**PROBLEM REQUIREMENTS:** Can you gather every line of the material below that contains the string "Braking"? Letter case matters.

Saved entries:
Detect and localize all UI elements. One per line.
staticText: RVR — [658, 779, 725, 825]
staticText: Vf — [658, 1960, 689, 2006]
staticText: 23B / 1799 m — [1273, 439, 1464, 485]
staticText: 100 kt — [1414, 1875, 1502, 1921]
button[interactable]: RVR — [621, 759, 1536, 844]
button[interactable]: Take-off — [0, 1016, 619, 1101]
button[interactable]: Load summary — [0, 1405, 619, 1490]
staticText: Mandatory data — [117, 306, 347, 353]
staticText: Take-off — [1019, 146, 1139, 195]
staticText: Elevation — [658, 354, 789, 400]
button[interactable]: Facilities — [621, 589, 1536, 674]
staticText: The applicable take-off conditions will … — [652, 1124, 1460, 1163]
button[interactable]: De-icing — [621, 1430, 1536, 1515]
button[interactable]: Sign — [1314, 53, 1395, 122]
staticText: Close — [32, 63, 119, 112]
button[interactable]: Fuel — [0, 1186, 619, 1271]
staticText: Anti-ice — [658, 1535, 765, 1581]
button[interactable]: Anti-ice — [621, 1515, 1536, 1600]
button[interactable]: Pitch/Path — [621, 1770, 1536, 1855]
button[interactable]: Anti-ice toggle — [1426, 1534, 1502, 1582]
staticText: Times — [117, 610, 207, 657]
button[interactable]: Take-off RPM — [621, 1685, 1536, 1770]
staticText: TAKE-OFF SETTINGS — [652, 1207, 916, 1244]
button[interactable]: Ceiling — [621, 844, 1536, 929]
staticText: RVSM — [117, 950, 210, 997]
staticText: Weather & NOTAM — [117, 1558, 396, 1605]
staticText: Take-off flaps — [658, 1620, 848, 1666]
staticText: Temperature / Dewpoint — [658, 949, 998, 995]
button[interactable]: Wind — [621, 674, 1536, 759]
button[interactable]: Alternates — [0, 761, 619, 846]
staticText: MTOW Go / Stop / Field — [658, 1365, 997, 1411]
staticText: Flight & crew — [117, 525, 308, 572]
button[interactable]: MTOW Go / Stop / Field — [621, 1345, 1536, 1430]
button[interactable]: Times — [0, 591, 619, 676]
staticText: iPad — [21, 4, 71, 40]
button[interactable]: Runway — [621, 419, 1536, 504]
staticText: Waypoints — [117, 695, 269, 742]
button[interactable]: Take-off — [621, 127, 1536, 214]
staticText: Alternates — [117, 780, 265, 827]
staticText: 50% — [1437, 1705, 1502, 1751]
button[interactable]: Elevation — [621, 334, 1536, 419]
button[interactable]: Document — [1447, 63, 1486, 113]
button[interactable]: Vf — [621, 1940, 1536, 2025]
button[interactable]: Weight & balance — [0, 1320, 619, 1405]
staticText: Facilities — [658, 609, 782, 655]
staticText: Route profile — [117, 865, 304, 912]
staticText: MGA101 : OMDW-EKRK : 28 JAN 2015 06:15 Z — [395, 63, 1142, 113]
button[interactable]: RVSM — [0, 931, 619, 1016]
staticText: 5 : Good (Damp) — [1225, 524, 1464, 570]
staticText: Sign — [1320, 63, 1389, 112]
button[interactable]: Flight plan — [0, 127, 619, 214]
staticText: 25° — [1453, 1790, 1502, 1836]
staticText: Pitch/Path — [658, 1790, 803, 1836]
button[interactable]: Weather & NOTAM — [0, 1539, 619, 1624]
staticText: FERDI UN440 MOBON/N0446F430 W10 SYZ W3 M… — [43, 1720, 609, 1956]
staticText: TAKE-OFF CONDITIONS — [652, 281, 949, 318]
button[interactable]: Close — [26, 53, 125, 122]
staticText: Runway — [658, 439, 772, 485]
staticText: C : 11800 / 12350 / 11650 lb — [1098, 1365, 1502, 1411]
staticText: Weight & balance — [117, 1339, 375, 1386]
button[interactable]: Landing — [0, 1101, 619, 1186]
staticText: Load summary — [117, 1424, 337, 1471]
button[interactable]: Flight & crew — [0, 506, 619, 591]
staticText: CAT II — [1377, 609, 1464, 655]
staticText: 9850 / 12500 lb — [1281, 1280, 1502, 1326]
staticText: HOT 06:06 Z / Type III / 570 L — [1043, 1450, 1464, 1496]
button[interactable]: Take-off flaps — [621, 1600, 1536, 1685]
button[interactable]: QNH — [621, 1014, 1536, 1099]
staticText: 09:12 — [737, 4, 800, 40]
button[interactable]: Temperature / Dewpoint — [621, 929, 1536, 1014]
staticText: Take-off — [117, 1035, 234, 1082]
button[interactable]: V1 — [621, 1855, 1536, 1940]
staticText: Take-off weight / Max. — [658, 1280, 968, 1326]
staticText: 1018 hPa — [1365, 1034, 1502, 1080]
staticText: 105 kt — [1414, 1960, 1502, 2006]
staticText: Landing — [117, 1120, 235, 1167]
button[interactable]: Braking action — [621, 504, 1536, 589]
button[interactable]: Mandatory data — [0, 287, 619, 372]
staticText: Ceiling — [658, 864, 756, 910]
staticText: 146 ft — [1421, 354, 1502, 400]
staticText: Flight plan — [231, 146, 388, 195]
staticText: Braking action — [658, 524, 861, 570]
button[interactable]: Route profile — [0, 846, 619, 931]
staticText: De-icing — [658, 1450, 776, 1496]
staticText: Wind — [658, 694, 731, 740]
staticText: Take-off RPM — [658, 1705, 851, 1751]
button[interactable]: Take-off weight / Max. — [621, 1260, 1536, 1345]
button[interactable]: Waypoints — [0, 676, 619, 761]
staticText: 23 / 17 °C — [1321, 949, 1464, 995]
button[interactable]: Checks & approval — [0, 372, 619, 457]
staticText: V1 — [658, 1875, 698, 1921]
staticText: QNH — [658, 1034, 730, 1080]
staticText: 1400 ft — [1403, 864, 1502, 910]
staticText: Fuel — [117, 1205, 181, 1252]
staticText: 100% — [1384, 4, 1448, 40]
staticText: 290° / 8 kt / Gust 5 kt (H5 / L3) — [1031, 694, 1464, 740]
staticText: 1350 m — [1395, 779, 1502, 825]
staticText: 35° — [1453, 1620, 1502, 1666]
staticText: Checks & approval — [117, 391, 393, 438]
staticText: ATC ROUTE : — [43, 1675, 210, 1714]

**SOLUTION:**
button[interactable]: Braking action — [621, 504, 1536, 589]
staticText: Braking action — [658, 524, 861, 570]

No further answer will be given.